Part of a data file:
* * *
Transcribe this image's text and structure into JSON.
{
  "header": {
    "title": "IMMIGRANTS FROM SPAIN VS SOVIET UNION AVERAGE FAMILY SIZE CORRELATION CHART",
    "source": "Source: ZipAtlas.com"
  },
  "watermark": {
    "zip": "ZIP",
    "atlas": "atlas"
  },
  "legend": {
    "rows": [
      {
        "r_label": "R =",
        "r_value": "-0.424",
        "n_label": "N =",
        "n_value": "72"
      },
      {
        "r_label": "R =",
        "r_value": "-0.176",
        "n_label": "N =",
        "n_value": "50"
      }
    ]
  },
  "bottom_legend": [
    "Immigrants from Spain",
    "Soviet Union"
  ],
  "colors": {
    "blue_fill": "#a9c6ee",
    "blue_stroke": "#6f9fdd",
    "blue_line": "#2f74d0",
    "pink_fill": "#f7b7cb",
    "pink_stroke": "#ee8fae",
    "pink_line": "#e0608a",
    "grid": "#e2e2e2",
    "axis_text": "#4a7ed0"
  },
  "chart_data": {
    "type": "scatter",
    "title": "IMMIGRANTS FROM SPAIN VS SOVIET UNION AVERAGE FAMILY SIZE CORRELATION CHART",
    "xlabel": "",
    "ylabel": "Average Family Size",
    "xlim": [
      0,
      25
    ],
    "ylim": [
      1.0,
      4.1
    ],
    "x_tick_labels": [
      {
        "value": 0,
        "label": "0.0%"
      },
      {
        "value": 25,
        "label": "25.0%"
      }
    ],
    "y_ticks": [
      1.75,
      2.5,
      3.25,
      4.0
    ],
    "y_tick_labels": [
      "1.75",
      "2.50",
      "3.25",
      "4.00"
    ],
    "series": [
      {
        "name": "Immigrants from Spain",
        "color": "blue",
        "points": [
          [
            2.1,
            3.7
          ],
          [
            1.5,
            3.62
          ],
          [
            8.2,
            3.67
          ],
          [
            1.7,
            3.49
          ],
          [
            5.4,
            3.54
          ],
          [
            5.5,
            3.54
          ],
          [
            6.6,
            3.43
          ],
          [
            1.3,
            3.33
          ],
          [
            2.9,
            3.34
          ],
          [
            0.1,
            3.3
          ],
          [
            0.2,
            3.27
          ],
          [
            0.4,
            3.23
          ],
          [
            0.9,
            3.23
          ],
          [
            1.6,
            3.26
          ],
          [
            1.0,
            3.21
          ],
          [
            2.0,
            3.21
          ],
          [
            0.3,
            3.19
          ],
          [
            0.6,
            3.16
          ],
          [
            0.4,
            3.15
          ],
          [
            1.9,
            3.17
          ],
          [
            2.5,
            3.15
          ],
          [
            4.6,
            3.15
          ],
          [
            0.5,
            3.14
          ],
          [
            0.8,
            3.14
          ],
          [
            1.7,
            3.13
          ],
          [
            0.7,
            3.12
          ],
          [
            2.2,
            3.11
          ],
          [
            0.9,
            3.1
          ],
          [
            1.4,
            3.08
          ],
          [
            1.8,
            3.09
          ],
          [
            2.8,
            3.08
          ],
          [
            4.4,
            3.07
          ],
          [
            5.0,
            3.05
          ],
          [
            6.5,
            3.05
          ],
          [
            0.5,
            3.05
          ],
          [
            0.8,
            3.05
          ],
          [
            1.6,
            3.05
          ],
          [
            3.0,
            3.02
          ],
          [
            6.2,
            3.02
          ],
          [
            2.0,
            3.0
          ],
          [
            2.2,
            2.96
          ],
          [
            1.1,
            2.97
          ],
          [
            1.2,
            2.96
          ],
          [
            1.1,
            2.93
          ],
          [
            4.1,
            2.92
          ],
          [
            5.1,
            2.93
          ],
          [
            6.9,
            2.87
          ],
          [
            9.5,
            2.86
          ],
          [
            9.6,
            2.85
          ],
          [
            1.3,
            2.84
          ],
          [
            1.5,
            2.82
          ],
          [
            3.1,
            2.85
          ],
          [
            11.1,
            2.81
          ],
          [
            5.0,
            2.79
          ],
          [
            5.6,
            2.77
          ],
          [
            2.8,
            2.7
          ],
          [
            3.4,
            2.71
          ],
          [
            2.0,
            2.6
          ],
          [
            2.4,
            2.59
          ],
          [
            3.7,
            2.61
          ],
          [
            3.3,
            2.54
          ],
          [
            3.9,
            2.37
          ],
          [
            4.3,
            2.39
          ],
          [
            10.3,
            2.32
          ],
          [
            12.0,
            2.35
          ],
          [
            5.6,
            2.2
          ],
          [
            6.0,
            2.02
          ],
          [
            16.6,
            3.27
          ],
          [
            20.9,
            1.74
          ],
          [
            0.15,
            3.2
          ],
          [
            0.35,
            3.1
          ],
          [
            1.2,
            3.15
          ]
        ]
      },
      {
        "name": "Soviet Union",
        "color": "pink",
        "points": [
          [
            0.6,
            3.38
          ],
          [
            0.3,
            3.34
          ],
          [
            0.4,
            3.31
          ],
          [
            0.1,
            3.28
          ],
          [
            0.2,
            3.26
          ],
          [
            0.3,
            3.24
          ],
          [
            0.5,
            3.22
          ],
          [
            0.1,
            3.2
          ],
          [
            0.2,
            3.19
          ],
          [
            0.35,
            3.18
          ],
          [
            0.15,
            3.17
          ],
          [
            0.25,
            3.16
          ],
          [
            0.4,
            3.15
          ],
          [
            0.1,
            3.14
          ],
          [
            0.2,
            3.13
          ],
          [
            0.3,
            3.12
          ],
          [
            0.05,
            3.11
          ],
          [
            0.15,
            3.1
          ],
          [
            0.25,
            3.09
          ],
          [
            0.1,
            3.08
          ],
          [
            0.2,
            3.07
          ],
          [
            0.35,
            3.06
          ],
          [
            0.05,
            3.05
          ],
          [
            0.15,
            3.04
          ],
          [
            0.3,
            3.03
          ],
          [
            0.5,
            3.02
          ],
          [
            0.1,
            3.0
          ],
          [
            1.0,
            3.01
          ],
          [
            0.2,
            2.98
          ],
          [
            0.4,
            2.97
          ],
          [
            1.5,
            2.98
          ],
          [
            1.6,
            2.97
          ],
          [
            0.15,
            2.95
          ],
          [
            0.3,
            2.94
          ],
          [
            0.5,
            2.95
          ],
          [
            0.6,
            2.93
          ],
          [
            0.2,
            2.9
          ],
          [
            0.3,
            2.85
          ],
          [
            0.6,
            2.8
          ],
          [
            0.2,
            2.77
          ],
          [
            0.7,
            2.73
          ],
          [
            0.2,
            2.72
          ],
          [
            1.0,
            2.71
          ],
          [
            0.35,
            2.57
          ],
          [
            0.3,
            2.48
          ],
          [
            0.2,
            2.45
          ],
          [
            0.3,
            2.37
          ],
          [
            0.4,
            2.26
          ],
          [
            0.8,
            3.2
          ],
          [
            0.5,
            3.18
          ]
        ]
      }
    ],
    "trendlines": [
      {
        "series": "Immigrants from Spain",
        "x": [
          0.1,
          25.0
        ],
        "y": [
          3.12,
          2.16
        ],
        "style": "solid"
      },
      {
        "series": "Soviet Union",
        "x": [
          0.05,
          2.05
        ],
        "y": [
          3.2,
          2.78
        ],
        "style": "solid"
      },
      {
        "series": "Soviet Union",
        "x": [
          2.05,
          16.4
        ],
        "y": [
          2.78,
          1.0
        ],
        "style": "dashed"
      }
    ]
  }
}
* * *
Aim of the exercise. Return every line of the material exactly.

Full response.
Transcribe this image's text and structure into JSON.
{
  "header": {
    "title": "IMMIGRANTS FROM SPAIN VS SOVIET UNION AVERAGE FAMILY SIZE CORRELATION CHART",
    "source": "Source: ZipAtlas.com"
  },
  "watermark": {
    "zip": "ZIP",
    "atlas": "atlas"
  },
  "legend": {
    "rows": [
      {
        "r_label": "R =",
        "r_value": "-0.424",
        "n_label": "N =",
        "n_value": "72"
      },
      {
        "r_label": "R =",
        "r_value": "-0.176",
        "n_label": "N =",
        "n_value": "50"
      }
    ]
  },
  "bottom_legend": [
    "Immigrants from Spain",
    "Soviet Union"
  ],
  "colors": {
    "blue_fill": "#a9c6ee",
    "blue_stroke": "#6f9fdd",
    "blue_line": "#2f74d0",
    "pink_fill": "#f7b7cb",
    "pink_stroke": "#ee8fae",
    "pink_line": "#e0608a",
    "grid": "#e2e2e2",
    "axis_text": "#4a7ed0"
  },
  "chart_data": {
    "type": "scatter",
    "title": "IMMIGRANTS FROM SPAIN VS SOVIET UNION AVERAGE FAMILY SIZE CORRELATION CHART",
    "xlabel": "",
    "ylabel": "Average Family Size",
    "xlim": [
      0,
      25
    ],
    "ylim": [
      1.0,
      4.1
    ],
    "x_tick_labels": [
      {
        "value": 0,
        "label": "0.0%"
      },
      {
        "value": 25,
        "label": "25.0%"
      }
    ],
    "y_ticks": [
      1.75,
      2.5,
      3.25,
      4.0
    ],
    "y_tick_labels": [
      "1.75",
      "2.50",
      "3.25",
      "4.00"
    ],
    "series": [
      {
        "name": "Immigrants from Spain",
        "color": "blue",
        "points": [
          [
            2.1,
            3.7
          ],
          [
            1.5,
            3.62
          ],
          [
            8.2,
            3.67
          ],
          [
            1.7,
            3.49
          ],
          [
            5.4,
            3.54
          ],
          [
            5.5,
            3.54
          ],
          [
            6.6,
            3.43
          ],
          [
            1.3,
            3.33
          ],
          [
            2.9,
            3.34
          ],
          [
            0.1,
            3.3
          ],
          [
            0.2,
            3.27
          ],
          [
            0.4,
            3.23
          ],
          [
            0.9,
            3.23
          ],
          [
            1.6,
            3.26
          ],
          [
            1.0,
            3.21
          ],
          [
            2.0,
            3.21
          ],
          [
            0.3,
            3.19
          ],
          [
            0.6,
            3.16
          ],
          [
            0.4,
            3.15
          ],
          [
            1.9,
            3.17
          ],
          [
            2.5,
            3.15
          ],
          [
            4.6,
            3.15
          ],
          [
            0.5,
            3.14
          ],
          [
            0.8,
            3.14
          ],
          [
            1.7,
            3.13
          ],
          [
            0.7,
            3.12
          ],
          [
            2.2,
            3.11
          ],
          [
            0.9,
            3.1
          ],
          [
            1.4,
            3.08
          ],
          [
            1.8,
            3.09
          ],
          [
            2.8,
            3.08
          ],
          [
            4.4,
            3.07
          ],
          [
            5.0,
            3.05
          ],
          [
            6.5,
            3.05
          ],
          [
            0.5,
            3.05
          ],
          [
            0.8,
            3.05
          ],
          [
            1.6,
            3.05
          ],
          [
            3.0,
            3.02
          ],
          [
            6.2,
            3.02
          ],
          [
            2.0,
            3.0
          ],
          [
            2.2,
            2.96
          ],
          [
            1.1,
            2.97
          ],
          [
            1.2,
            2.96
          ],
          [
            1.1,
            2.93
          ],
          [
            4.1,
            2.92
          ],
          [
            5.1,
            2.93
          ],
          [
            6.9,
            2.87
          ],
          [
            9.5,
            2.86
          ],
          [
            9.6,
            2.85
          ],
          [
            1.3,
            2.84
          ],
          [
            1.5,
            2.82
          ],
          [
            3.1,
            2.85
          ],
          [
            11.1,
            2.81
          ],
          [
            5.0,
            2.79
          ],
          [
            5.6,
            2.77
          ],
          [
            2.8,
            2.7
          ],
          [
            3.4,
            2.71
          ],
          [
            2.0,
            2.6
          ],
          [
            2.4,
            2.59
          ],
          [
            3.7,
            2.61
          ],
          [
            3.3,
            2.54
          ],
          [
            3.9,
            2.37
          ],
          [
            4.3,
            2.39
          ],
          [
            10.3,
            2.32
          ],
          [
            12.0,
            2.35
          ],
          [
            5.6,
            2.2
          ],
          [
            6.0,
            2.02
          ],
          [
            16.6,
            3.27
          ],
          [
            20.9,
            1.74
          ],
          [
            0.15,
            3.2
          ],
          [
            0.35,
            3.1
          ],
          [
            1.2,
            3.15
          ]
        ]
      },
      {
        "name": "Soviet Union",
        "color": "pink",
        "points": [
          [
            0.6,
            3.38
          ],
          [
            0.3,
            3.34
          ],
          [
            0.4,
            3.31
          ],
          [
            0.1,
            3.28
          ],
          [
            0.2,
            3.26
          ],
          [
            0.3,
            3.24
          ],
          [
            0.5,
            3.22
          ],
          [
            0.1,
            3.2
          ],
          [
            0.2,
            3.19
          ],
          [
            0.35,
            3.18
          ],
          [
            0.15,
            3.17
          ],
          [
            0.25,
            3.16
          ],
          [
            0.4,
            3.15
          ],
          [
            0.1,
            3.14
          ],
          [
            0.2,
            3.13
          ],
          [
            0.3,
            3.12
          ],
          [
            0.05,
            3.11
          ],
          [
            0.15,
            3.1
          ],
          [
            0.25,
            3.09
          ],
          [
            0.1,
            3.08
          ],
          [
            0.2,
            3.07
          ],
          [
            0.35,
            3.06
          ],
          [
            0.05,
            3.05
          ],
          [
            0.15,
            3.04
          ],
          [
            0.3,
            3.03
          ],
          [
            0.5,
            3.02
          ],
          [
            0.1,
            3.0
          ],
          [
            1.0,
            3.01
          ],
          [
            0.2,
            2.98
          ],
          [
            0.4,
            2.97
          ],
          [
            1.5,
            2.98
          ],
          [
            1.6,
            2.97
          ],
          [
            0.15,
            2.95
          ],
          [
            0.3,
            2.94
          ],
          [
            0.5,
            2.95
          ],
          [
            0.6,
            2.93
          ],
          [
            0.2,
            2.9
          ],
          [
            0.3,
            2.85
          ],
          [
            0.6,
            2.8
          ],
          [
            0.2,
            2.77
          ],
          [
            0.7,
            2.73
          ],
          [
            0.2,
            2.72
          ],
          [
            1.0,
            2.71
          ],
          [
            0.35,
            2.57
          ],
          [
            0.3,
            2.48
          ],
          [
            0.2,
            2.45
          ],
          [
            0.3,
            2.37
          ],
          [
            0.4,
            2.26
          ],
          [
            0.8,
            3.2
          ],
          [
            0.5,
            3.18
          ]
        ]
      }
    ],
    "trendlines": [
      {
        "series": "Immigrants from Spain",
        "x": [
          0.1,
          25.0
        ],
        "y": [
          3.12,
          2.16
        ],
        "style": "solid"
      },
      {
        "series": "Soviet Union",
        "x": [
          0.05,
          2.05
        ],
        "y": [
          3.2,
          2.78
        ],
        "style": "solid"
      },
      {
        "series": "Soviet Union",
        "x": [
          2.05,
          16.4
        ],
        "y": [
          2.78,
          1.0
        ],
        "style": "dashed"
      }
    ]
  }
}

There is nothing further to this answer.